INSTRUCTIONS TO FOLLOW:
Filter the data for lines with the word "value", then copy every line so identified.

[START PROVIDED MATERIAL]

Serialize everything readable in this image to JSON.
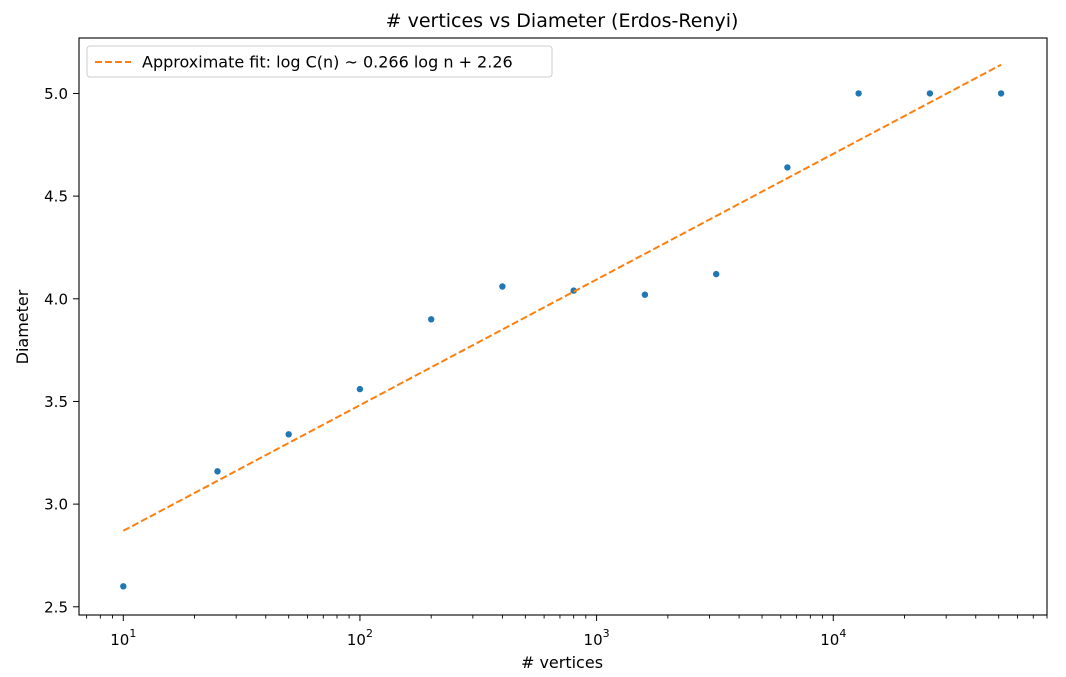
{
  "chart_data": {
    "type": "scatter",
    "title": "# vertices vs Diameter (Erdos-Renyi)",
    "xlabel": "# vertices",
    "ylabel": "Diameter",
    "xscale": "log",
    "xlim": [
      6.5,
      80000
    ],
    "ylim": [
      2.46,
      5.27
    ],
    "grid": false,
    "legend_position": "upper-left",
    "x_ticks": [
      {
        "value": 10,
        "base": "10",
        "exp": "1"
      },
      {
        "value": 100,
        "base": "10",
        "exp": "2"
      },
      {
        "value": 1000,
        "base": "10",
        "exp": "3"
      },
      {
        "value": 10000,
        "base": "10",
        "exp": "4"
      }
    ],
    "y_ticks": [
      {
        "value": 2.5,
        "label": "2.5"
      },
      {
        "value": 3.0,
        "label": "3.0"
      },
      {
        "value": 3.5,
        "label": "3.5"
      },
      {
        "value": 4.0,
        "label": "4.0"
      },
      {
        "value": 4.5,
        "label": "4.5"
      },
      {
        "value": 5.0,
        "label": "5.0"
      }
    ],
    "series": [
      {
        "type": "scatter",
        "color": "#1f77b4",
        "points": [
          {
            "x": 10,
            "y": 2.6
          },
          {
            "x": 25,
            "y": 3.16
          },
          {
            "x": 50,
            "y": 3.34
          },
          {
            "x": 100,
            "y": 3.56
          },
          {
            "x": 200,
            "y": 3.9
          },
          {
            "x": 400,
            "y": 4.06
          },
          {
            "x": 800,
            "y": 4.04
          },
          {
            "x": 1600,
            "y": 4.02
          },
          {
            "x": 3200,
            "y": 4.12
          },
          {
            "x": 6400,
            "y": 4.64
          },
          {
            "x": 12800,
            "y": 5.0
          },
          {
            "x": 25600,
            "y": 5.0
          },
          {
            "x": 51200,
            "y": 5.0
          }
        ]
      },
      {
        "type": "line",
        "name": "Approximate fit: log C(n) ~ 0.266 log n + 2.26",
        "color": "#ff7f0e",
        "dash": "dashed",
        "points": [
          {
            "x": 10,
            "y": 2.87
          },
          {
            "x": 51200,
            "y": 5.14
          }
        ]
      }
    ]
  }
}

[END PROVIDED MATERIAL]

RESPONSE:
        "value": 10,
        "value": 100,
        "value": 1000,
        "value": 10000,
        "value": 2.5,
        "value": 3.0,
        "value": 3.5,
        "value": 4.0,
        "value": 4.5,
        "value": 5.0,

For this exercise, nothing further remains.